_Exercise aim_
Restate every entry word for word.

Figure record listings

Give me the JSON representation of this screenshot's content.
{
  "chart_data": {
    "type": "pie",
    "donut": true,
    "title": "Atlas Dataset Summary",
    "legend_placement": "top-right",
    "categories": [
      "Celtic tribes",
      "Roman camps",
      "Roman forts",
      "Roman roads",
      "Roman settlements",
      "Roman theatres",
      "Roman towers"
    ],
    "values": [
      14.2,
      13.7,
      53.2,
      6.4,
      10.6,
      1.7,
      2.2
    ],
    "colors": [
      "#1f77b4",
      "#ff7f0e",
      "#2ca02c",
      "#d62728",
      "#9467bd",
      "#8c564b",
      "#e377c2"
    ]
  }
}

_Exercise answer_
Give me the JSON representation of this screenshot's content.
{
  "chart_data": {
    "type": "pie",
    "donut": true,
    "title": "Atlas Dataset Summary",
    "legend_placement": "top-right",
    "categories": [
      "Celtic tribes",
      "Roman camps",
      "Roman forts",
      "Roman roads",
      "Roman settlements",
      "Roman theatres",
      "Roman towers"
    ],
    "values": [
      14.2,
      13.7,
      53.2,
      6.4,
      10.6,
      1.7,
      2.2
    ],
    "colors": [
      "#1f77b4",
      "#ff7f0e",
      "#2ca02c",
      "#d62728",
      "#9467bd",
      "#8c564b",
      "#e377c2"
    ]
  }
}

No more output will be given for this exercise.